### INSTRUCTIONS FOR THE TASK
Among the entries, which lines carry the string "text"? Copy each of them.

[Recorded data]

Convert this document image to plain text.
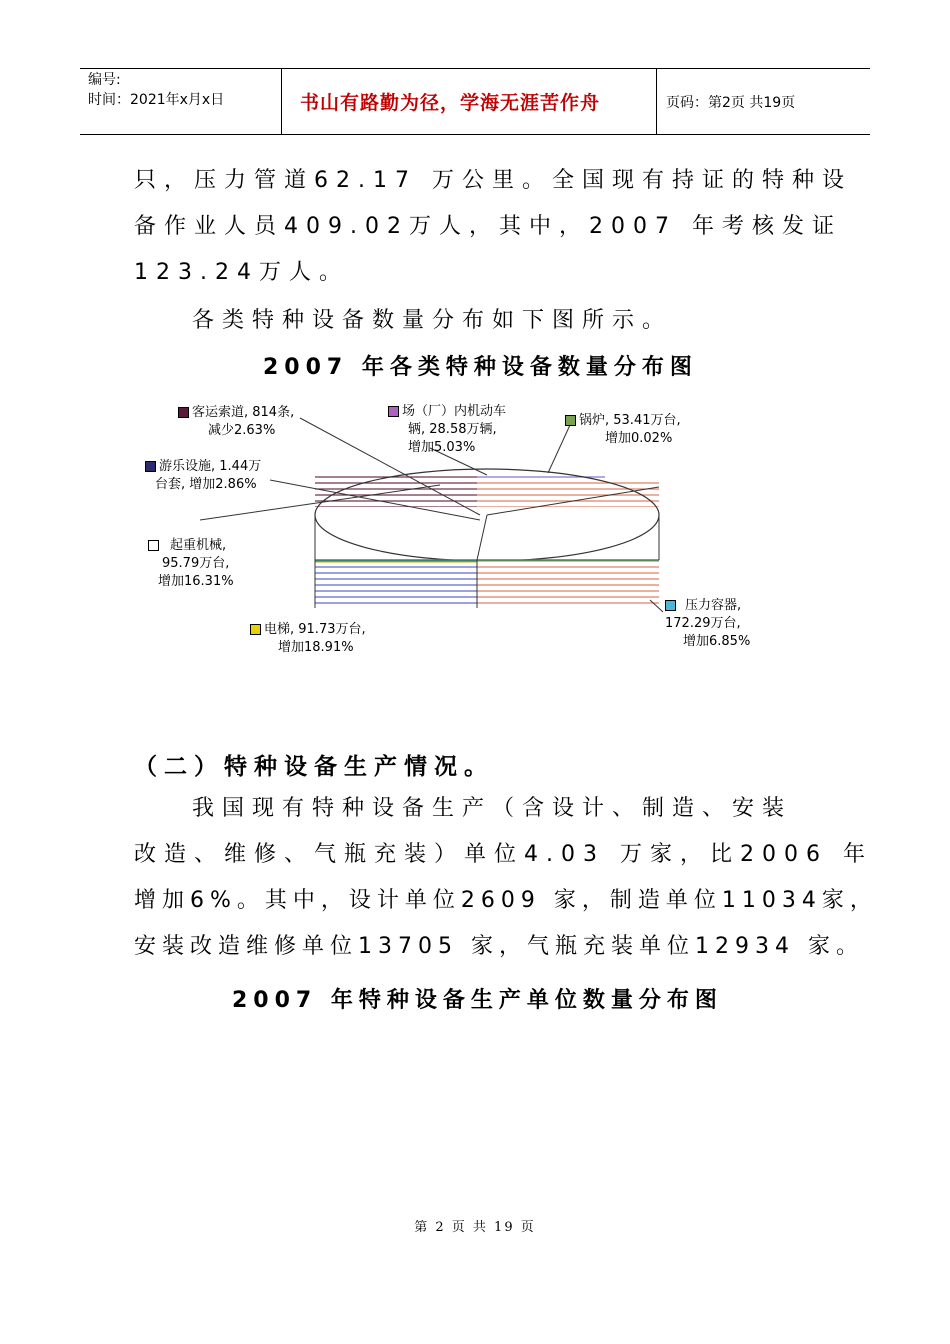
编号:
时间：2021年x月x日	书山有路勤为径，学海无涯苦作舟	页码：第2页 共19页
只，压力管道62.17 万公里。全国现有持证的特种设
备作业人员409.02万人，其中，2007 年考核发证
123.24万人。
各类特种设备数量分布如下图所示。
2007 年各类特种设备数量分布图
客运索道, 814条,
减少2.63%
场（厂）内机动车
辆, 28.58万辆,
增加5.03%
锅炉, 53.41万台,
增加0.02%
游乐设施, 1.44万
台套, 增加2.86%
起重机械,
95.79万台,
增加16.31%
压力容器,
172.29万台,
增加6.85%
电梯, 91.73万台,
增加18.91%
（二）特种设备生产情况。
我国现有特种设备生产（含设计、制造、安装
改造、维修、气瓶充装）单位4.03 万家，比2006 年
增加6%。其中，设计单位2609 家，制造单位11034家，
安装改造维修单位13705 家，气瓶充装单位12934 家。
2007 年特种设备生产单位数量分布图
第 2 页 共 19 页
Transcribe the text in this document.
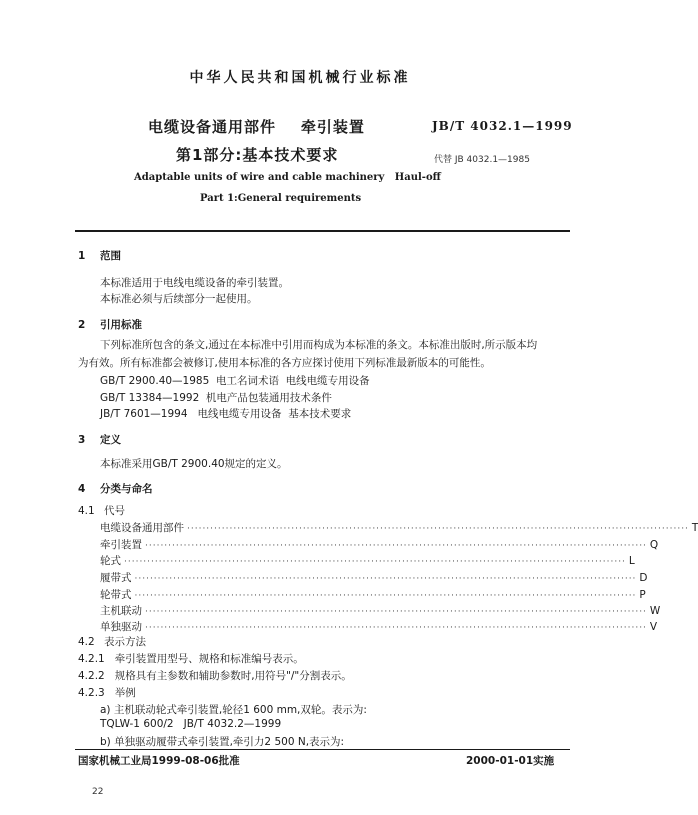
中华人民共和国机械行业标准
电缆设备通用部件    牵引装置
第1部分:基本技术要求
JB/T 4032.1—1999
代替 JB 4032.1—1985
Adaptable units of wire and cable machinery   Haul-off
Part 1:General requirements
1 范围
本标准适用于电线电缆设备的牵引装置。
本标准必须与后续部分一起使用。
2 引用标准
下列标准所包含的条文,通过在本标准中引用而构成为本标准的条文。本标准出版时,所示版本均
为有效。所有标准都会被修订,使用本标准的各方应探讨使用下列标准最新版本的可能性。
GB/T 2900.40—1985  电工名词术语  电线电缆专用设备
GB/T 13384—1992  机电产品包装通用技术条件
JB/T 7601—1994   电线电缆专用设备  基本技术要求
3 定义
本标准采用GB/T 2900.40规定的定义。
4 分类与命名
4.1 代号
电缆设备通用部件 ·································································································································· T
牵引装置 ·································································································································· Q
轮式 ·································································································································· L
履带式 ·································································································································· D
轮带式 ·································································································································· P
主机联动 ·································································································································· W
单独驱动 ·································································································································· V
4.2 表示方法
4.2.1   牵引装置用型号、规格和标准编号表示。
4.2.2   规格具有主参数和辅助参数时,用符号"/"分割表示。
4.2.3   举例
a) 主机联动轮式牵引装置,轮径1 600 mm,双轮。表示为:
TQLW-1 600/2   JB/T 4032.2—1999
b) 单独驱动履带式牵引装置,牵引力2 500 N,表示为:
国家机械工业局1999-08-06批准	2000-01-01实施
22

### OUTPUT FOR THIS TASK
Convert this document image to plain text.
Transcribe the text in this document.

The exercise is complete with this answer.